◆ The exercise ◆
Comb through the entries for "object" and pull out each line that holds it.
** START OF Records shown **
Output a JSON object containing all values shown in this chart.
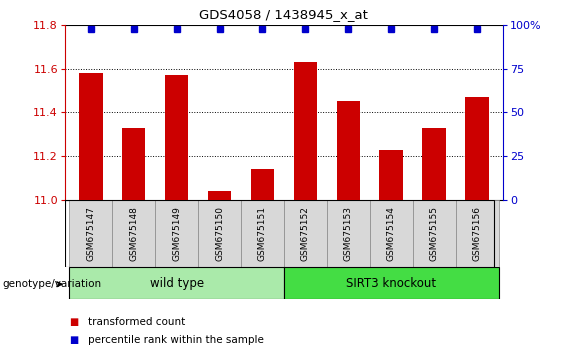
{
  "title": "GDS4058 / 1438945_x_at",
  "samples": [
    "GSM675147",
    "GSM675148",
    "GSM675149",
    "GSM675150",
    "GSM675151",
    "GSM675152",
    "GSM675153",
    "GSM675154",
    "GSM675155",
    "GSM675156"
  ],
  "red_values": [
    11.58,
    11.33,
    11.57,
    11.04,
    11.14,
    11.63,
    11.45,
    11.23,
    11.33,
    11.47
  ],
  "blue_values": [
    100,
    100,
    100,
    100,
    100,
    100,
    100,
    100,
    100,
    100
  ],
  "ylim_left": [
    11.0,
    11.8
  ],
  "ylim_right": [
    0,
    100
  ],
  "yticks_left": [
    11.0,
    11.2,
    11.4,
    11.6,
    11.8
  ],
  "yticks_right": [
    0,
    25,
    50,
    75,
    100
  ],
  "groups": [
    {
      "label": "wild type",
      "start": 0,
      "end": 5,
      "color": "#aaeaaa"
    },
    {
      "label": "SIRT3 knockout",
      "start": 5,
      "end": 10,
      "color": "#44dd44"
    }
  ],
  "bar_color": "#cc0000",
  "dot_color": "#0000cc",
  "bar_width": 0.55,
  "legend_items": [
    {
      "color": "#cc0000",
      "label": "transformed count"
    },
    {
      "color": "#0000cc",
      "label": "percentile rank within the sample"
    }
  ],
  "group_label": "genotype/variation",
  "xlabel_area_color": "#d8d8d8",
  "baseline": 11.0
}
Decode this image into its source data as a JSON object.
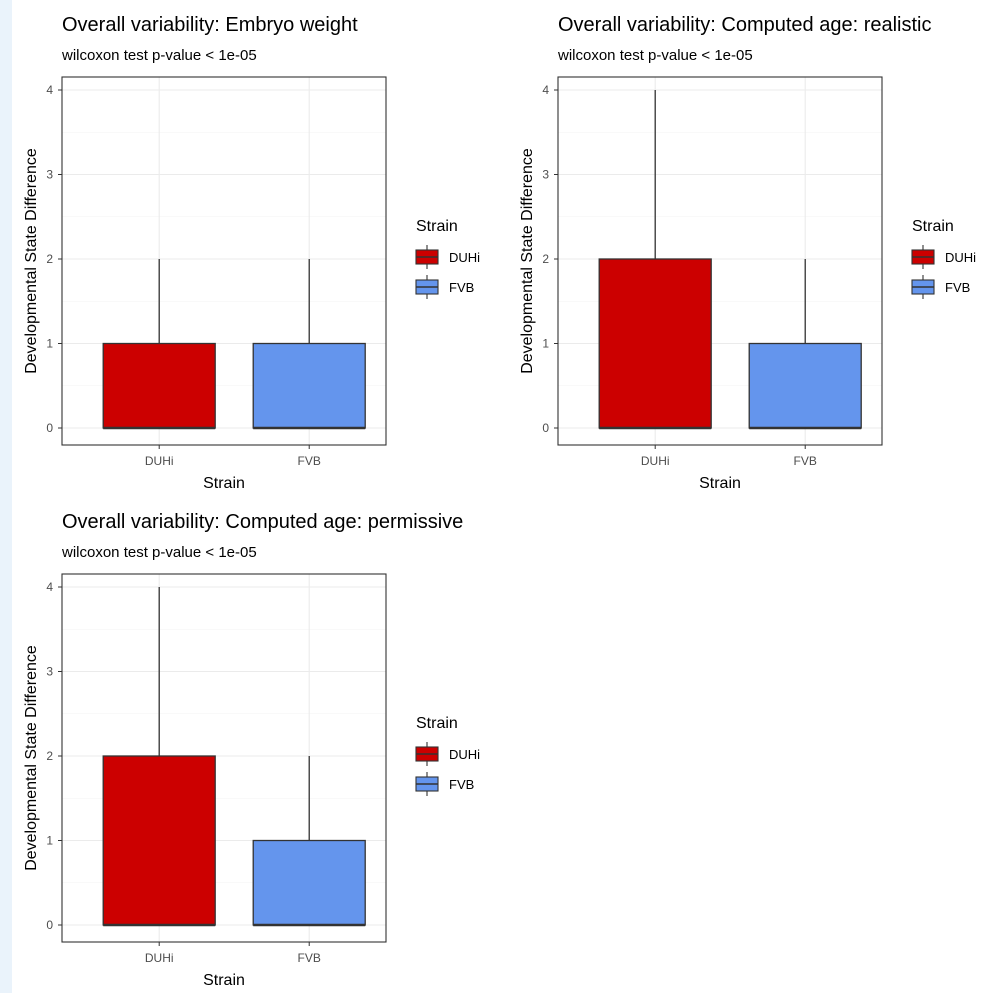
** END OF Records shown **
◆ Written solution ◆
Output a JSON object containing all values shown in this chart.
Decode this image into its source data as a JSON object.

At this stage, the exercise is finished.